▸ **WHAT IS NEEDED**:
Give the number of lines in the listing below that include the word "Sector", with nothing more.

------------------------------------------------

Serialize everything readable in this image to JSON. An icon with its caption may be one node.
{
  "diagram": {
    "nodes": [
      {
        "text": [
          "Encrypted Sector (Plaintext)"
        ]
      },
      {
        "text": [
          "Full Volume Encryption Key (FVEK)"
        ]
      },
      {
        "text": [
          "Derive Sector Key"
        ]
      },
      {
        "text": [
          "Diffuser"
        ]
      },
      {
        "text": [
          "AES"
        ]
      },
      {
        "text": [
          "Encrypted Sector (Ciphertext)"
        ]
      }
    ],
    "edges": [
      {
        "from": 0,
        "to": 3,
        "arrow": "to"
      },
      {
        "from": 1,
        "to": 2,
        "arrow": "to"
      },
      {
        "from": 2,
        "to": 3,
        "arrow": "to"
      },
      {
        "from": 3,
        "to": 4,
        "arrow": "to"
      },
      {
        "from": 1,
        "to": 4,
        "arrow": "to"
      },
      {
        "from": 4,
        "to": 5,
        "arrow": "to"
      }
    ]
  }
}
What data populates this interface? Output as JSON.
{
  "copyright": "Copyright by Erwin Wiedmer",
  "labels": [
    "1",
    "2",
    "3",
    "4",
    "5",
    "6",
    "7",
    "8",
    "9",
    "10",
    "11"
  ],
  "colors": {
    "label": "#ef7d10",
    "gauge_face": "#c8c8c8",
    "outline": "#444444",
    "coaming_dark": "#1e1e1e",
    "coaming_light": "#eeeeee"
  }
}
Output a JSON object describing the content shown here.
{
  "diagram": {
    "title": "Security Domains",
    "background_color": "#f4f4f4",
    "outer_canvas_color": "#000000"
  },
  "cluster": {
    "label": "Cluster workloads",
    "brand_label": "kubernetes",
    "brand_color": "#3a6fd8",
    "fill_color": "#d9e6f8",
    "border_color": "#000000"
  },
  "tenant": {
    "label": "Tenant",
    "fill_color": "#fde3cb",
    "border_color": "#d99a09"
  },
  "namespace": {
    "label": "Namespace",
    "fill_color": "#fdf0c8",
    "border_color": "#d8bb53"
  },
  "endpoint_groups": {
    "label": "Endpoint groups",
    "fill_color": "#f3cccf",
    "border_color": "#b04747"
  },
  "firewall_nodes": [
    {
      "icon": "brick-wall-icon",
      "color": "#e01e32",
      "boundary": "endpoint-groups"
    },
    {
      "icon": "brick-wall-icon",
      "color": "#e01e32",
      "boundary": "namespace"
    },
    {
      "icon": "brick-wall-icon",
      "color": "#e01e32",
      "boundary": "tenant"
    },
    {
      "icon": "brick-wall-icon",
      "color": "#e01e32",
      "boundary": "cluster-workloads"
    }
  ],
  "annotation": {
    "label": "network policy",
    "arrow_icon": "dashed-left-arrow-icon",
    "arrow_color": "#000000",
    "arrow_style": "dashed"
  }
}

------------------------------------------------

▸ **ANSWER TO THIS EXERCISE**:
3